-- Required work --
Filter these entries so that only lines with the word "Path" remain.

--- Start Data listing ---

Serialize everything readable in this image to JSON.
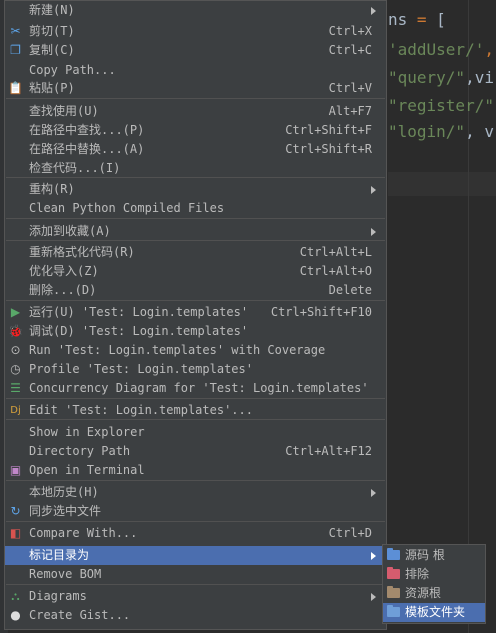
{
  "editor": {
    "code_lines": [
      {
        "parts": [
          {
            "t": "ns ",
            "c": "default"
          },
          {
            "t": "=",
            "c": "op"
          },
          {
            "t": " [",
            "c": "default"
          }
        ]
      },
      {
        "parts": [
          {
            "t": "'addUser/'",
            "c": "str"
          },
          {
            "t": ",",
            "c": "op"
          }
        ]
      },
      {
        "parts": [
          {
            "t": "\"query/\"",
            "c": "str"
          },
          {
            "t": ",vi",
            "c": "default"
          }
        ]
      },
      {
        "parts": [
          {
            "t": "\"register/\"",
            "c": "str"
          }
        ]
      },
      {
        "parts": [
          {
            "t": "\"login/\"",
            "c": "str"
          },
          {
            "t": ", v",
            "c": "default"
          }
        ]
      }
    ]
  },
  "menu": {
    "items": [
      {
        "label": "新建(N)",
        "submenu": true
      },
      {
        "label": "剪切(T)",
        "shortcut": "Ctrl+X",
        "icon": "scissors-icon",
        "glyph": "✂"
      },
      {
        "label": "复制(C)",
        "shortcut": "Ctrl+C",
        "icon": "copy-icon",
        "glyph": "❐"
      },
      {
        "label": "Copy Path..."
      },
      {
        "label": "粘贴(P)",
        "shortcut": "Ctrl+V",
        "icon": "paste-icon",
        "glyph": "📋"
      },
      {
        "sep": true
      },
      {
        "label": "查找使用(U)",
        "shortcut": "Alt+F7"
      },
      {
        "label": "在路径中查找...(P)",
        "shortcut": "Ctrl+Shift+F"
      },
      {
        "label": "在路径中替换...(A)",
        "shortcut": "Ctrl+Shift+R"
      },
      {
        "label": "检查代码...(I)"
      },
      {
        "sep": true
      },
      {
        "label": "重构(R)",
        "submenu": true
      },
      {
        "label": "Clean Python Compiled Files"
      },
      {
        "sep": true
      },
      {
        "label": "添加到收藏(A)",
        "submenu": true
      },
      {
        "sep": true
      },
      {
        "label": "重新格式化代码(R)",
        "shortcut": "Ctrl+Alt+L"
      },
      {
        "label": "优化导入(Z)",
        "shortcut": "Ctrl+Alt+O"
      },
      {
        "label": "删除...(D)",
        "shortcut": "Delete"
      },
      {
        "sep": true
      },
      {
        "label": "运行(U) 'Test: Login.templates'",
        "shortcut": "Ctrl+Shift+F10",
        "icon": "run-icon",
        "glyph": "▶"
      },
      {
        "label": "调试(D) 'Test: Login.templates'",
        "icon": "debug-icon",
        "glyph": "🐞"
      },
      {
        "label": "Run 'Test: Login.templates' with Coverage",
        "icon": "coverage-icon",
        "glyph": "⊙"
      },
      {
        "label": "Profile 'Test: Login.templates'",
        "icon": "profile-icon",
        "glyph": "◷"
      },
      {
        "label": "Concurrency Diagram for 'Test: Login.templates'",
        "icon": "concurrency-icon",
        "glyph": "☰"
      },
      {
        "sep": true
      },
      {
        "label": "Edit 'Test: Login.templates'...",
        "icon": "edit-config-icon",
        "glyph": "Dj"
      },
      {
        "sep": true
      },
      {
        "label": "Show in Explorer"
      },
      {
        "label": "Directory Path",
        "shortcut": "Ctrl+Alt+F12"
      },
      {
        "label": "Open in Terminal",
        "icon": "terminal-icon",
        "glyph": "▣"
      },
      {
        "sep": true
      },
      {
        "label": "本地历史(H)",
        "submenu": true
      },
      {
        "label": "同步选中文件",
        "icon": "sync-icon",
        "glyph": "↻"
      },
      {
        "sep": true
      },
      {
        "label": "Compare With...",
        "shortcut": "Ctrl+D",
        "icon": "compare-icon",
        "glyph": "◧"
      },
      {
        "label": "标记目录为",
        "submenu": true,
        "selected": true
      },
      {
        "label": "Remove BOM"
      },
      {
        "sep": true
      },
      {
        "label": "Diagrams",
        "submenu": true,
        "icon": "diagrams-icon",
        "glyph": "⛬"
      },
      {
        "label": "Create Gist...",
        "icon": "github-icon",
        "glyph": "●"
      }
    ]
  },
  "submenu": {
    "items": [
      {
        "label": "源码 根",
        "color": "#5c8fd6"
      },
      {
        "label": "排除",
        "color": "#d65c6e"
      },
      {
        "label": "资源根",
        "color": "#a38a6d"
      },
      {
        "label": "模板文件夹",
        "color": "#6f9ed8",
        "selected": true
      }
    ]
  }
}
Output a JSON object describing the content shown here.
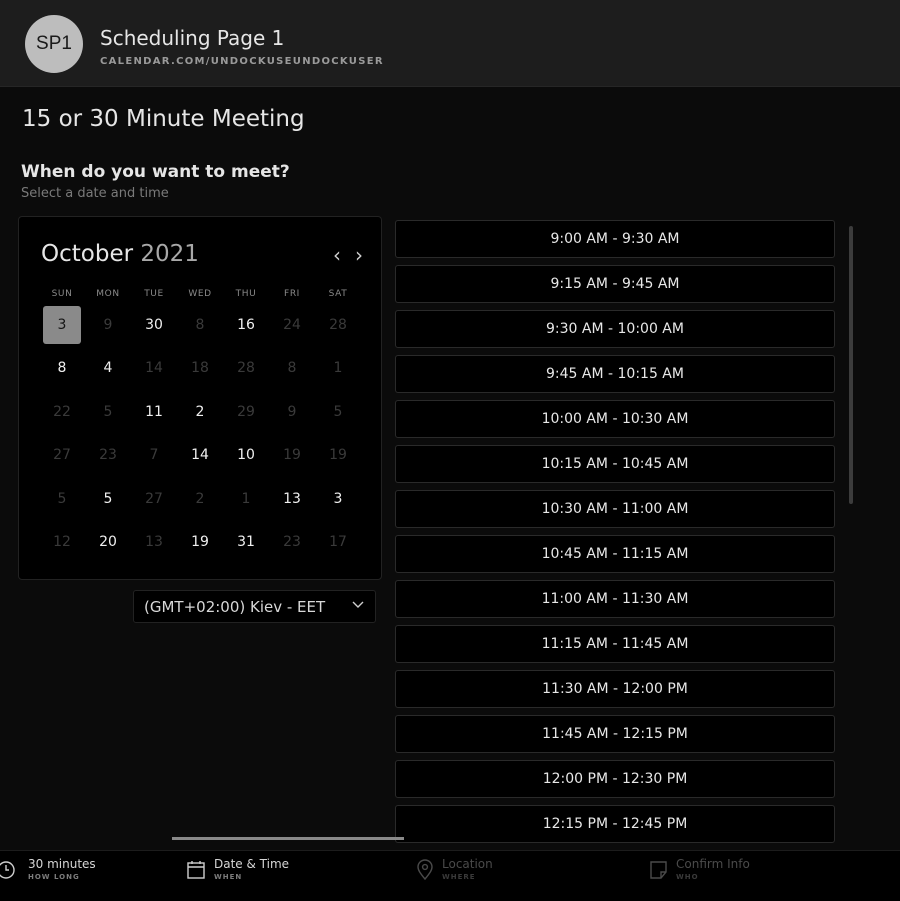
{
  "header": {
    "avatar_initials": "SP1",
    "title": "Scheduling Page 1",
    "url": "CALENDAR.COM/UNDOCKUSEUNDOCKUSER"
  },
  "meeting_title": "15 or 30 Minute Meeting",
  "prompt": {
    "title": "When do you want to meet?",
    "subtitle": "Select a date and time"
  },
  "calendar": {
    "month": "October",
    "year": "2021",
    "prev_icon": "‹",
    "next_icon": "›",
    "weekdays": [
      "SUN",
      "MON",
      "TUE",
      "WED",
      "THU",
      "FRI",
      "SAT"
    ],
    "weeks": [
      [
        {
          "d": "3",
          "s": "selected"
        },
        {
          "d": "9",
          "s": "muted"
        },
        {
          "d": "30",
          "s": "active"
        },
        {
          "d": "8",
          "s": "muted"
        },
        {
          "d": "16",
          "s": "active"
        },
        {
          "d": "24",
          "s": "muted"
        },
        {
          "d": "28",
          "s": "muted"
        }
      ],
      [
        {
          "d": "8",
          "s": "active"
        },
        {
          "d": "4",
          "s": "active"
        },
        {
          "d": "14",
          "s": "muted"
        },
        {
          "d": "18",
          "s": "muted"
        },
        {
          "d": "28",
          "s": "muted"
        },
        {
          "d": "8",
          "s": "muted"
        },
        {
          "d": "1",
          "s": "muted"
        }
      ],
      [
        {
          "d": "22",
          "s": "muted"
        },
        {
          "d": "5",
          "s": "muted"
        },
        {
          "d": "11",
          "s": "active"
        },
        {
          "d": "2",
          "s": "active"
        },
        {
          "d": "29",
          "s": "muted"
        },
        {
          "d": "9",
          "s": "muted"
        },
        {
          "d": "5",
          "s": "muted"
        }
      ],
      [
        {
          "d": "27",
          "s": "muted"
        },
        {
          "d": "23",
          "s": "muted"
        },
        {
          "d": "7",
          "s": "muted"
        },
        {
          "d": "14",
          "s": "active"
        },
        {
          "d": "10",
          "s": "active"
        },
        {
          "d": "19",
          "s": "muted"
        },
        {
          "d": "19",
          "s": "muted"
        }
      ],
      [
        {
          "d": "5",
          "s": "muted"
        },
        {
          "d": "5",
          "s": "active"
        },
        {
          "d": "27",
          "s": "muted"
        },
        {
          "d": "2",
          "s": "muted"
        },
        {
          "d": "1",
          "s": "muted"
        },
        {
          "d": "13",
          "s": "active"
        },
        {
          "d": "3",
          "s": "active"
        }
      ],
      [
        {
          "d": "12",
          "s": "muted"
        },
        {
          "d": "20",
          "s": "active"
        },
        {
          "d": "13",
          "s": "muted"
        },
        {
          "d": "19",
          "s": "active"
        },
        {
          "d": "31",
          "s": "active"
        },
        {
          "d": "23",
          "s": "muted"
        },
        {
          "d": "17",
          "s": "muted"
        }
      ]
    ]
  },
  "timezone": {
    "selected": "(GMT+02:00) Kiev - EET",
    "chevron_icon": "chevron-down-icon"
  },
  "time_slots": [
    "9:00 AM - 9:30 AM",
    "9:15 AM - 9:45 AM",
    "9:30 AM - 10:00 AM",
    "9:45 AM - 10:15 AM",
    "10:00 AM - 10:30 AM",
    "10:15 AM - 10:45 AM",
    "10:30 AM - 11:00 AM",
    "10:45 AM - 11:15 AM",
    "11:00 AM - 11:30 AM",
    "11:15 AM - 11:45 AM",
    "11:30 AM - 12:00 PM",
    "11:45 AM - 12:15 PM",
    "12:00 PM - 12:30 PM",
    "12:15 PM - 12:45 PM"
  ],
  "footer": {
    "steps": [
      {
        "label": "30 minutes",
        "sub": "HOW LONG",
        "icon": "clock-icon"
      },
      {
        "label": "Date & Time",
        "sub": "WHEN",
        "icon": "calendar-icon"
      },
      {
        "label": "Location",
        "sub": "WHERE",
        "icon": "location-pin-icon"
      },
      {
        "label": "Confirm Info",
        "sub": "WHO",
        "icon": "note-icon"
      }
    ]
  }
}
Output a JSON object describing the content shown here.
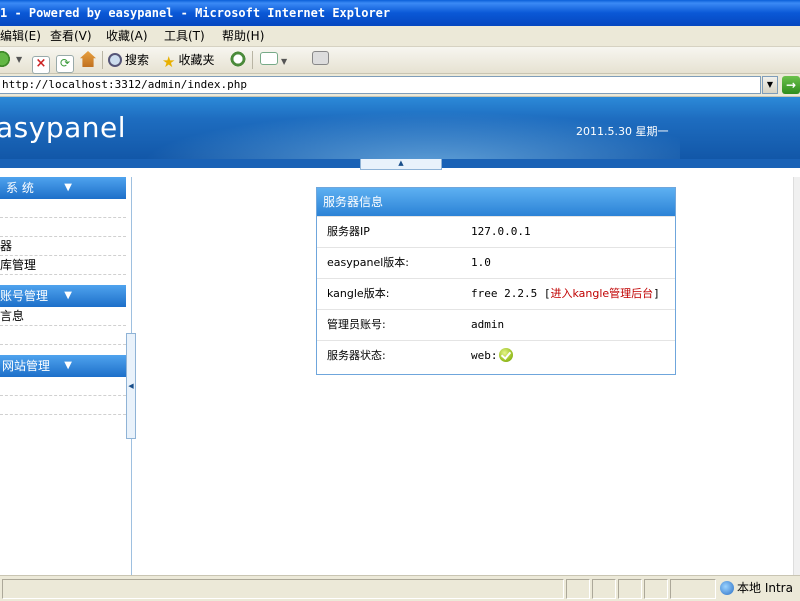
{
  "window": {
    "title": "1 - Powered by easypanel - Microsoft Internet Explorer"
  },
  "menubar": {
    "items": [
      "编辑(E)",
      "查看(V)",
      "收藏(A)",
      "工具(T)",
      "帮助(H)"
    ]
  },
  "toolbar": {
    "search_label": "搜索",
    "favorites_label": "收藏夹"
  },
  "address": {
    "url": "http://localhost:3312/admin/index.php"
  },
  "banner": {
    "logo_text": "asypanel",
    "date_text": "2011.5.30 星期一"
  },
  "sidebar": {
    "sections": [
      {
        "title": "系 统",
        "items": [
          "",
          "",
          "器",
          "库管理"
        ]
      },
      {
        "title": "账号管理",
        "items": [
          "言息",
          ""
        ]
      },
      {
        "title": "网站管理",
        "items": [
          "",
          ""
        ]
      }
    ]
  },
  "server_info": {
    "title": "服务器信息",
    "rows": [
      {
        "label": "服务器IP",
        "value": "127.0.0.1"
      },
      {
        "label": "easypanel版本:",
        "value": "1.0"
      },
      {
        "label": "kangle版本:",
        "value": "free 2.2.5",
        "link_open": "[",
        "link_text": "进入kangle管理后台",
        "link_close": "]"
      },
      {
        "label": "管理员账号:",
        "value": "admin"
      },
      {
        "label": "服务器状态:",
        "value": "web:"
      }
    ]
  },
  "statusbar": {
    "zone_text": "本地 Intra"
  }
}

--- End Data listing ---

-- Response --
        "label": "Copy Path..."
        "label": "Directory Path",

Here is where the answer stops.